▶ **Given task**: Identify and reproduce every line holding the string "results".

==== Data supplied ====

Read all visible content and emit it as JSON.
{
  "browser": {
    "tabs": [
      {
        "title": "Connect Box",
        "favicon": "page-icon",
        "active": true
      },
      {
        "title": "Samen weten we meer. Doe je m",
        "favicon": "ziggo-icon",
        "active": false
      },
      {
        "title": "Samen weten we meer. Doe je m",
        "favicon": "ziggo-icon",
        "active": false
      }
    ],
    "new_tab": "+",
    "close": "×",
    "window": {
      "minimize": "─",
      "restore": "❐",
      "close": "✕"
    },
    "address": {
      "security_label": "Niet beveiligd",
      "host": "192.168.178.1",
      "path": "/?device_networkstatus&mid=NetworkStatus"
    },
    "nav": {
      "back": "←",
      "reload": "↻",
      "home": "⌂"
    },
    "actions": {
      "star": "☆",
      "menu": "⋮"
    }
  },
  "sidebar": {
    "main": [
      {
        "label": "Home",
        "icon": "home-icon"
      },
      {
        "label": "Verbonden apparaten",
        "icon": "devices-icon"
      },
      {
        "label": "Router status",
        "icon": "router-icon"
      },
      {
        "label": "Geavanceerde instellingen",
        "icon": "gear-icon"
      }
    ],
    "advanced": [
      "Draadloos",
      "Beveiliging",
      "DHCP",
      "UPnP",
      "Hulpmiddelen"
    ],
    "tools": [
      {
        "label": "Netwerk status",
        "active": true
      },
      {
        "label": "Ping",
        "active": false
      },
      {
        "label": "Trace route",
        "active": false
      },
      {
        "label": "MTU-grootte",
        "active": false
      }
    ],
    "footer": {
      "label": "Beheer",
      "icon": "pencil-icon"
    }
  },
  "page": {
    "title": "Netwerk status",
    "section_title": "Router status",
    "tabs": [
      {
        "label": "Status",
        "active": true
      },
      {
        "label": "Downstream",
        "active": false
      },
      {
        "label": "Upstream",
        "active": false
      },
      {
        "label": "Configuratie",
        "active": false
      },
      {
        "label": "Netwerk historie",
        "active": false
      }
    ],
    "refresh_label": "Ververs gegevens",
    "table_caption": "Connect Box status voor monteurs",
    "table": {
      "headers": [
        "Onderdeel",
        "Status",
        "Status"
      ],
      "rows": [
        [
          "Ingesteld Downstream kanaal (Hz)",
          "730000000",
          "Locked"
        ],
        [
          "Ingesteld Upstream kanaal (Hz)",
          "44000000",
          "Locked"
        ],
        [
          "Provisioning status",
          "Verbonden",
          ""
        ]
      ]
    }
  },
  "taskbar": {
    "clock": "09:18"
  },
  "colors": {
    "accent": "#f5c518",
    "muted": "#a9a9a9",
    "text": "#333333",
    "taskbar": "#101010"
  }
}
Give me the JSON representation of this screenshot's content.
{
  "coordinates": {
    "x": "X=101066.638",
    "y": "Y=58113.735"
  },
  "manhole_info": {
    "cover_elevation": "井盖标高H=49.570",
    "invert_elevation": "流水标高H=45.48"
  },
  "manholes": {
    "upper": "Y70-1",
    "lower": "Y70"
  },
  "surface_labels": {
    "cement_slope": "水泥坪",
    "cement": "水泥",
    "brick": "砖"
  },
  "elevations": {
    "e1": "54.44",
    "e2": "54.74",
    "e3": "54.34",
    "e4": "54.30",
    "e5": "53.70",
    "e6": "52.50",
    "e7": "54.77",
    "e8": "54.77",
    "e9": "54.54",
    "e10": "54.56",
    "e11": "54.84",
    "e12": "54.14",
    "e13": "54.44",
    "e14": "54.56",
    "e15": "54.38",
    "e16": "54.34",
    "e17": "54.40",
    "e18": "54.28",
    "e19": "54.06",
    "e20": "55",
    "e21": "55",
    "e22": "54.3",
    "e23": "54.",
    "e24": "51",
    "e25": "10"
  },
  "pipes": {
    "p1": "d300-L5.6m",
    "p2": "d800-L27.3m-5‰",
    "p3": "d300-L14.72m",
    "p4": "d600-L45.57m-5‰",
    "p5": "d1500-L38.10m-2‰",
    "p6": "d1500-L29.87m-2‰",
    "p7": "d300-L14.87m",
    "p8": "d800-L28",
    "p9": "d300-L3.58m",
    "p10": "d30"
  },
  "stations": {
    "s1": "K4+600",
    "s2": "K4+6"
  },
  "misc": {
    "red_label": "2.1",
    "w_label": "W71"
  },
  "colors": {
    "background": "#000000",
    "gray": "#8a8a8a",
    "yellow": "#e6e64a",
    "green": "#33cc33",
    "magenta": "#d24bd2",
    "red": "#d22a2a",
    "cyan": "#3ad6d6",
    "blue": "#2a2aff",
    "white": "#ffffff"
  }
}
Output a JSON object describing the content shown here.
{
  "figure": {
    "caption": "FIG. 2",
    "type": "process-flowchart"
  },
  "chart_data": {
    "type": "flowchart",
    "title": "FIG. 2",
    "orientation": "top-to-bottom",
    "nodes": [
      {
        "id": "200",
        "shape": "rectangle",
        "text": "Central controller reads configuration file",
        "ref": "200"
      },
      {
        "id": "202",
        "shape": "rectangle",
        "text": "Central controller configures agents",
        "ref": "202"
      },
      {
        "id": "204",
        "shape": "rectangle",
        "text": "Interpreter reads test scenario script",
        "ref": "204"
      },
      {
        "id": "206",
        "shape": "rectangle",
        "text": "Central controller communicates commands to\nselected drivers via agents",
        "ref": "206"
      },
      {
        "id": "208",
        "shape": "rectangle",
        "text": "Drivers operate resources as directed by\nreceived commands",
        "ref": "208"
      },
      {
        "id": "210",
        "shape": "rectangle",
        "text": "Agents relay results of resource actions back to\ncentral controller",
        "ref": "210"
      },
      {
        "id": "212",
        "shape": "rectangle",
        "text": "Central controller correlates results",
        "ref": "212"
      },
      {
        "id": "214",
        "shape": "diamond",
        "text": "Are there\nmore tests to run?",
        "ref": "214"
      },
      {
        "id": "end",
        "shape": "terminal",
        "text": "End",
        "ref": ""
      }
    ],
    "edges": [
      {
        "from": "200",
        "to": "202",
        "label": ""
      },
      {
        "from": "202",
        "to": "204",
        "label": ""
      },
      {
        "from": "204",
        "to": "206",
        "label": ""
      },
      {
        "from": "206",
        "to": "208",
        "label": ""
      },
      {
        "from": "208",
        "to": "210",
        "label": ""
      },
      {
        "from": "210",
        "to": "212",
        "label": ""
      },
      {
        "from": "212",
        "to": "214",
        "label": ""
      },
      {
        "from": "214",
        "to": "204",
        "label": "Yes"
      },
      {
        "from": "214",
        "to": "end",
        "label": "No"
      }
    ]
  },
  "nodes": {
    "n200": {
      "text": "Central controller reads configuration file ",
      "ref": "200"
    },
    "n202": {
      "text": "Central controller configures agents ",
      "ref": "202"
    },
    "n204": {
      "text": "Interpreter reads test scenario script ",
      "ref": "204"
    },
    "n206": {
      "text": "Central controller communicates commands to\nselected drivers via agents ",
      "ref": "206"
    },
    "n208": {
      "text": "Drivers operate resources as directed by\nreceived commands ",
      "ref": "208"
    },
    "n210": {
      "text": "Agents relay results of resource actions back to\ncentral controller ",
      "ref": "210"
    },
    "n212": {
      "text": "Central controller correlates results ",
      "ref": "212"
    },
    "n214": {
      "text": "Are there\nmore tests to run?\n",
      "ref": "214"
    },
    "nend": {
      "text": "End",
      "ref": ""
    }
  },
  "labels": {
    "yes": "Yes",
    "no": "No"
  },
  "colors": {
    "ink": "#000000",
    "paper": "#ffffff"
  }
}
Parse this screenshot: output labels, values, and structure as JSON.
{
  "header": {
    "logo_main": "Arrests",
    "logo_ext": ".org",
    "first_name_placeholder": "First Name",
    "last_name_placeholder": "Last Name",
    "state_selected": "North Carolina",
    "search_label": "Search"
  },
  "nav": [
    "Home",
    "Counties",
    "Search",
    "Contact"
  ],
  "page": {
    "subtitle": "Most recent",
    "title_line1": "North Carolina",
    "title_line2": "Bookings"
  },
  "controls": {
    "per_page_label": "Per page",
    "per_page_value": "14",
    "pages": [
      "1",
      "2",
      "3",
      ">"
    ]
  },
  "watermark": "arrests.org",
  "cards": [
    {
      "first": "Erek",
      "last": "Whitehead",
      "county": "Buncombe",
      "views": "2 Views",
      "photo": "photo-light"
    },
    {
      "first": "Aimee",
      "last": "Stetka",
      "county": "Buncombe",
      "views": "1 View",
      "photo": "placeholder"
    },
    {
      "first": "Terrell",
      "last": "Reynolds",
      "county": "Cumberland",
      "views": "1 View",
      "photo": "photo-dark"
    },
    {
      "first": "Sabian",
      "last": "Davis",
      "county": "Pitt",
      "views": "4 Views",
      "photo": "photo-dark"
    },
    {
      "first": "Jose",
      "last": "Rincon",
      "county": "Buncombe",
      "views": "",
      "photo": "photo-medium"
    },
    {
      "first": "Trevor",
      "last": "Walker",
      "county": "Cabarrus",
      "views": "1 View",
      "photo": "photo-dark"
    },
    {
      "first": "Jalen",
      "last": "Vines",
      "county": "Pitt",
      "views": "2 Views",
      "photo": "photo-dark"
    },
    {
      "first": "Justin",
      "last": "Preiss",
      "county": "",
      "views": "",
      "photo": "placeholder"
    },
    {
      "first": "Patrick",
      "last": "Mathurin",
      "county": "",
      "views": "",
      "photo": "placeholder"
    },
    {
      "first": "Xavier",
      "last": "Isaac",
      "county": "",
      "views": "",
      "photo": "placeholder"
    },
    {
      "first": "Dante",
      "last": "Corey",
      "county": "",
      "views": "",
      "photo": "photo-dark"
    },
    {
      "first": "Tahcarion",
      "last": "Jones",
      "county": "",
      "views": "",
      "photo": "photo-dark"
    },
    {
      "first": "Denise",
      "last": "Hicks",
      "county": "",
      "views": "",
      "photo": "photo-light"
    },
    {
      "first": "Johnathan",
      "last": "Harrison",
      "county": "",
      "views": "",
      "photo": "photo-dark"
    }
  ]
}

====

▶ **Final result**:
        "text": "Agents relay results of resource actions back to\ncentral controller",
        "text": "Central controller correlates results",
      "text": "Agents relay results of resource actions back to\ncentral controller ",
      "text": "Central controller correlates results ",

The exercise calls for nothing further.